* START SUPPLIED RECORDS *

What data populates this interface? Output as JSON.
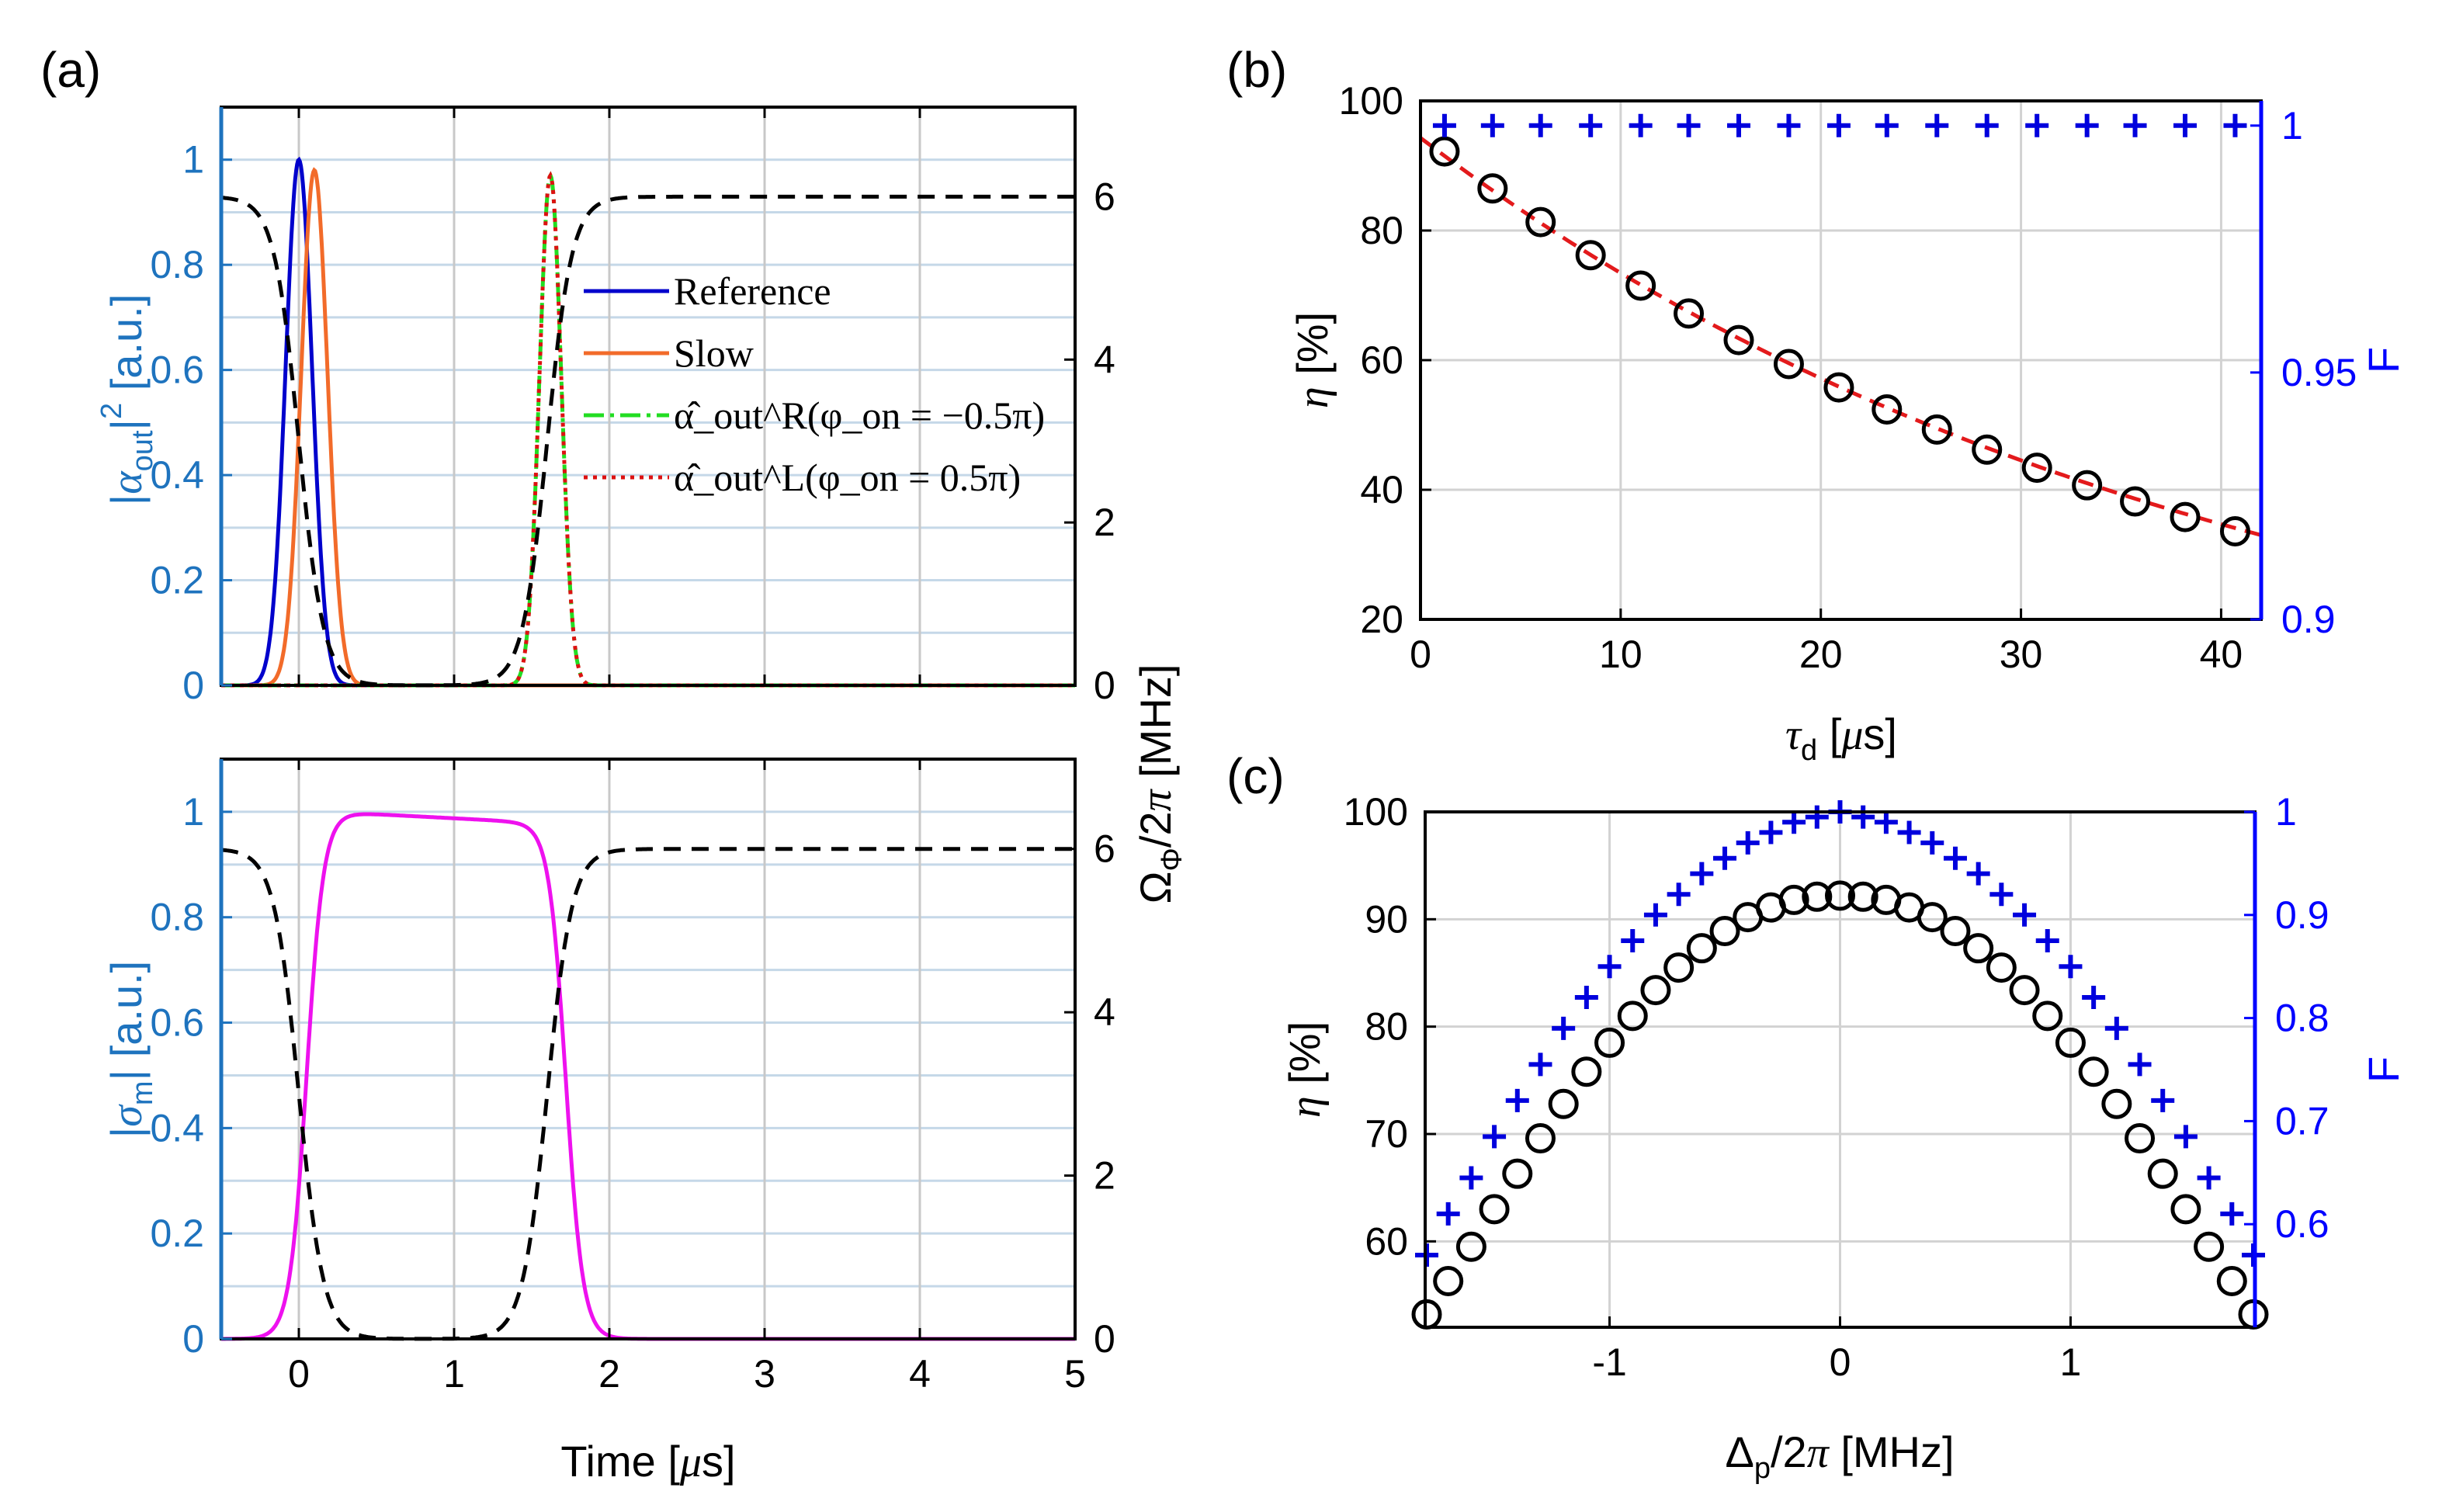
{
  "colors": {
    "axis_left_a": "#1E73BE",
    "axis_right_bc": "#0000FF",
    "reference": "#0000CC",
    "slow": "#F26B2A",
    "r_out": "#22DD22",
    "l_out": "#DD1111",
    "sigma": "#EE11EE",
    "control": "#000000",
    "fit": "#E31A1C",
    "markers_eta": "#000000",
    "markers_F": "#0000DD",
    "grid": "#B0C8DC"
  },
  "panel_labels": {
    "a": "(a)",
    "b": "(b)",
    "c": "(c)"
  },
  "shared": {
    "x_label": "Time [μs]",
    "right_label": "Ω_Φ/2π [MHz]"
  },
  "chart_data": [
    {
      "id": "a-top",
      "type": "line",
      "xlim": [
        -0.5,
        5
      ],
      "ylim": [
        0,
        1.1
      ],
      "y2lim": [
        0,
        7.1
      ],
      "x_ticks": [
        "0",
        "1",
        "2",
        "3",
        "4",
        "5"
      ],
      "y_ticks": [
        "0",
        "0.2",
        "0.4",
        "0.6",
        "0.8",
        "1"
      ],
      "y2_ticks": [
        "0",
        "2",
        "4",
        "6"
      ],
      "ylabel": "|α_out|² [a.u.]",
      "legend": [
        "Reference",
        "Slow",
        "α̂_out^R(φ_on = −0.5π)",
        "α̂_out^L(φ_on = 0.5π)"
      ],
      "legend_position": "center",
      "series": [
        {
          "name": "Reference",
          "shape": "gaussian",
          "center": 0.0,
          "sigma": 0.085,
          "peak": 1.0
        },
        {
          "name": "Slow",
          "shape": "gaussian",
          "center": 0.1,
          "sigma": 0.085,
          "peak": 0.98
        },
        {
          "name": "R output",
          "shape": "gaussian",
          "center": 1.62,
          "sigma": 0.07,
          "peak": 0.97
        },
        {
          "name": "L output",
          "shape": "gaussian",
          "center": 1.62,
          "sigma": 0.07,
          "peak": 0.97
        },
        {
          "name": "Control Ω_Φ (right axis)",
          "shape": "control",
          "high_MHz": 6.0,
          "off_start": 0.0,
          "off_end": 1.6,
          "edge_width": 0.08
        }
      ]
    },
    {
      "id": "a-bottom",
      "type": "line",
      "xlim": [
        -0.5,
        5
      ],
      "ylim": [
        0,
        1.1
      ],
      "y2lim": [
        0,
        7.1
      ],
      "x_ticks": [
        "0",
        "1",
        "2",
        "3",
        "4",
        "5"
      ],
      "y_ticks": [
        "0",
        "0.2",
        "0.4",
        "0.6",
        "0.8",
        "1"
      ],
      "y2_ticks": [
        "0",
        "2",
        "4",
        "6"
      ],
      "xlabel": "Time [μs]",
      "ylabel": "|σ_m| [a.u.]",
      "series": [
        {
          "name": "Spin-wave |σ_m|",
          "shape": "storage",
          "rise_center": 0.05,
          "fall_center": 1.72,
          "width": 0.055,
          "level_start": 1.0,
          "level_end": 0.98
        },
        {
          "name": "Control Ω_Φ (right axis)",
          "shape": "control",
          "high_MHz": 6.0,
          "off_start": 0.0,
          "off_end": 1.6,
          "edge_width": 0.08
        }
      ]
    },
    {
      "id": "b",
      "type": "scatter",
      "xlim": [
        0,
        42
      ],
      "ylim": [
        20,
        100
      ],
      "y2lim": [
        0.9,
        1.005
      ],
      "x_ticks": [
        "0",
        "10",
        "20",
        "30",
        "40"
      ],
      "y_ticks": [
        "20",
        "40",
        "60",
        "80",
        "100"
      ],
      "y2_ticks": [
        "0.9",
        "0.95",
        "1"
      ],
      "xlabel": "τ_d [μs]",
      "ylabel": "η [%]",
      "y2label": "F",
      "x": [
        1.2,
        3.6,
        6.0,
        8.5,
        11.0,
        13.4,
        15.9,
        18.4,
        20.9,
        23.3,
        25.8,
        28.3,
        30.8,
        33.3,
        35.7,
        38.2,
        40.7
      ],
      "eta": [
        92.2,
        86.5,
        81.3,
        76.2,
        71.5,
        67.2,
        63.1,
        59.4,
        55.8,
        52.4,
        49.3,
        46.2,
        43.4,
        40.7,
        38.2,
        35.8,
        33.6
      ],
      "F": [
        1,
        1,
        1,
        1,
        1,
        1,
        1,
        1,
        1,
        1,
        1,
        1,
        1,
        1,
        1,
        1,
        1
      ],
      "fit": {
        "type": "exponential",
        "A": 94.3,
        "tau_us": 40.0
      }
    },
    {
      "id": "c",
      "type": "scatter",
      "xlim": [
        -1.8,
        1.8
      ],
      "ylim": [
        52,
        100
      ],
      "y2lim": [
        0.5,
        1.0
      ],
      "x_ticks": [
        "-1",
        "0",
        "1"
      ],
      "y_ticks": [
        "60",
        "70",
        "80",
        "90",
        "100"
      ],
      "y2_ticks": [
        "0.6",
        "0.7",
        "0.8",
        "0.9",
        "1"
      ],
      "xlabel": "Δ_p/2π [MHz]",
      "ylabel": "η [%]",
      "y2label": "F",
      "x": [
        -1.8,
        -1.7,
        -1.6,
        -1.5,
        -1.4,
        -1.3,
        -1.2,
        -1.1,
        -1.0,
        -0.9,
        -0.8,
        -0.7,
        -0.6,
        -0.5,
        -0.4,
        -0.3,
        -0.2,
        -0.1,
        0.0,
        0.1,
        0.2,
        0.3,
        0.4,
        0.5,
        0.6,
        0.7,
        0.8,
        0.9,
        1.0,
        1.1,
        1.2,
        1.3,
        1.4,
        1.5,
        1.6,
        1.7,
        1.8
      ],
      "eta": [
        53.2,
        56.3,
        59.5,
        63.0,
        66.3,
        69.6,
        72.8,
        75.8,
        78.5,
        81.0,
        83.4,
        85.5,
        87.3,
        88.9,
        90.2,
        91.1,
        91.8,
        92.1,
        92.2,
        92.1,
        91.8,
        91.1,
        90.2,
        88.9,
        87.3,
        85.5,
        83.4,
        81.0,
        78.5,
        75.8,
        72.8,
        69.6,
        66.3,
        63.0,
        59.5,
        56.3,
        53.2
      ],
      "F": [
        0.57,
        0.61,
        0.645,
        0.685,
        0.72,
        0.755,
        0.79,
        0.82,
        0.85,
        0.875,
        0.9,
        0.92,
        0.94,
        0.955,
        0.97,
        0.98,
        0.99,
        0.995,
        1.0,
        0.995,
        0.99,
        0.98,
        0.97,
        0.955,
        0.94,
        0.92,
        0.9,
        0.875,
        0.85,
        0.82,
        0.79,
        0.755,
        0.72,
        0.685,
        0.645,
        0.61,
        0.57
      ]
    }
  ]
}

* END SUPPLIED RECORDS *

**WRITTEN TASK**
All of the records above must be copied exactly, except for the pictures.

**EXPECTED ANSWER**
What data populates this interface? Output as JSON.
{
  "colors": {
    "axis_left_a": "#1E73BE",
    "axis_right_bc": "#0000FF",
    "reference": "#0000CC",
    "slow": "#F26B2A",
    "r_out": "#22DD22",
    "l_out": "#DD1111",
    "sigma": "#EE11EE",
    "control": "#000000",
    "fit": "#E31A1C",
    "markers_eta": "#000000",
    "markers_F": "#0000DD",
    "grid": "#B0C8DC"
  },
  "panel_labels": {
    "a": "(a)",
    "b": "(b)",
    "c": "(c)"
  },
  "shared": {
    "x_label": "Time [μs]",
    "right_label": "Ω_Φ/2π [MHz]"
  },
  "chart_data": [
    {
      "id": "a-top",
      "type": "line",
      "xlim": [
        -0.5,
        5
      ],
      "ylim": [
        0,
        1.1
      ],
      "y2lim": [
        0,
        7.1
      ],
      "x_ticks": [
        "0",
        "1",
        "2",
        "3",
        "4",
        "5"
      ],
      "y_ticks": [
        "0",
        "0.2",
        "0.4",
        "0.6",
        "0.8",
        "1"
      ],
      "y2_ticks": [
        "0",
        "2",
        "4",
        "6"
      ],
      "ylabel": "|α_out|² [a.u.]",
      "legend": [
        "Reference",
        "Slow",
        "α̂_out^R(φ_on = −0.5π)",
        "α̂_out^L(φ_on = 0.5π)"
      ],
      "legend_position": "center",
      "series": [
        {
          "name": "Reference",
          "shape": "gaussian",
          "center": 0.0,
          "sigma": 0.085,
          "peak": 1.0
        },
        {
          "name": "Slow",
          "shape": "gaussian",
          "center": 0.1,
          "sigma": 0.085,
          "peak": 0.98
        },
        {
          "name": "R output",
          "shape": "gaussian",
          "center": 1.62,
          "sigma": 0.07,
          "peak": 0.97
        },
        {
          "name": "L output",
          "shape": "gaussian",
          "center": 1.62,
          "sigma": 0.07,
          "peak": 0.97
        },
        {
          "name": "Control Ω_Φ (right axis)",
          "shape": "control",
          "high_MHz": 6.0,
          "off_start": 0.0,
          "off_end": 1.6,
          "edge_width": 0.08
        }
      ]
    },
    {
      "id": "a-bottom",
      "type": "line",
      "xlim": [
        -0.5,
        5
      ],
      "ylim": [
        0,
        1.1
      ],
      "y2lim": [
        0,
        7.1
      ],
      "x_ticks": [
        "0",
        "1",
        "2",
        "3",
        "4",
        "5"
      ],
      "y_ticks": [
        "0",
        "0.2",
        "0.4",
        "0.6",
        "0.8",
        "1"
      ],
      "y2_ticks": [
        "0",
        "2",
        "4",
        "6"
      ],
      "xlabel": "Time [μs]",
      "ylabel": "|σ_m| [a.u.]",
      "series": [
        {
          "name": "Spin-wave |σ_m|",
          "shape": "storage",
          "rise_center": 0.05,
          "fall_center": 1.72,
          "width": 0.055,
          "level_start": 1.0,
          "level_end": 0.98
        },
        {
          "name": "Control Ω_Φ (right axis)",
          "shape": "control",
          "high_MHz": 6.0,
          "off_start": 0.0,
          "off_end": 1.6,
          "edge_width": 0.08
        }
      ]
    },
    {
      "id": "b",
      "type": "scatter",
      "xlim": [
        0,
        42
      ],
      "ylim": [
        20,
        100
      ],
      "y2lim": [
        0.9,
        1.005
      ],
      "x_ticks": [
        "0",
        "10",
        "20",
        "30",
        "40"
      ],
      "y_ticks": [
        "20",
        "40",
        "60",
        "80",
        "100"
      ],
      "y2_ticks": [
        "0.9",
        "0.95",
        "1"
      ],
      "xlabel": "τ_d [μs]",
      "ylabel": "η [%]",
      "y2label": "F",
      "x": [
        1.2,
        3.6,
        6.0,
        8.5,
        11.0,
        13.4,
        15.9,
        18.4,
        20.9,
        23.3,
        25.8,
        28.3,
        30.8,
        33.3,
        35.7,
        38.2,
        40.7
      ],
      "eta": [
        92.2,
        86.5,
        81.3,
        76.2,
        71.5,
        67.2,
        63.1,
        59.4,
        55.8,
        52.4,
        49.3,
        46.2,
        43.4,
        40.7,
        38.2,
        35.8,
        33.6
      ],
      "F": [
        1,
        1,
        1,
        1,
        1,
        1,
        1,
        1,
        1,
        1,
        1,
        1,
        1,
        1,
        1,
        1,
        1
      ],
      "fit": {
        "type": "exponential",
        "A": 94.3,
        "tau_us": 40.0
      }
    },
    {
      "id": "c",
      "type": "scatter",
      "xlim": [
        -1.8,
        1.8
      ],
      "ylim": [
        52,
        100
      ],
      "y2lim": [
        0.5,
        1.0
      ],
      "x_ticks": [
        "-1",
        "0",
        "1"
      ],
      "y_ticks": [
        "60",
        "70",
        "80",
        "90",
        "100"
      ],
      "y2_ticks": [
        "0.6",
        "0.7",
        "0.8",
        "0.9",
        "1"
      ],
      "xlabel": "Δ_p/2π [MHz]",
      "ylabel": "η [%]",
      "y2label": "F",
      "x": [
        -1.8,
        -1.7,
        -1.6,
        -1.5,
        -1.4,
        -1.3,
        -1.2,
        -1.1,
        -1.0,
        -0.9,
        -0.8,
        -0.7,
        -0.6,
        -0.5,
        -0.4,
        -0.3,
        -0.2,
        -0.1,
        0.0,
        0.1,
        0.2,
        0.3,
        0.4,
        0.5,
        0.6,
        0.7,
        0.8,
        0.9,
        1.0,
        1.1,
        1.2,
        1.3,
        1.4,
        1.5,
        1.6,
        1.7,
        1.8
      ],
      "eta": [
        53.2,
        56.3,
        59.5,
        63.0,
        66.3,
        69.6,
        72.8,
        75.8,
        78.5,
        81.0,
        83.4,
        85.5,
        87.3,
        88.9,
        90.2,
        91.1,
        91.8,
        92.1,
        92.2,
        92.1,
        91.8,
        91.1,
        90.2,
        88.9,
        87.3,
        85.5,
        83.4,
        81.0,
        78.5,
        75.8,
        72.8,
        69.6,
        66.3,
        63.0,
        59.5,
        56.3,
        53.2
      ],
      "F": [
        0.57,
        0.61,
        0.645,
        0.685,
        0.72,
        0.755,
        0.79,
        0.82,
        0.85,
        0.875,
        0.9,
        0.92,
        0.94,
        0.955,
        0.97,
        0.98,
        0.99,
        0.995,
        1.0,
        0.995,
        0.99,
        0.98,
        0.97,
        0.955,
        0.94,
        0.92,
        0.9,
        0.875,
        0.85,
        0.82,
        0.79,
        0.755,
        0.72,
        0.685,
        0.645,
        0.61,
        0.57
      ]
    }
  ]
}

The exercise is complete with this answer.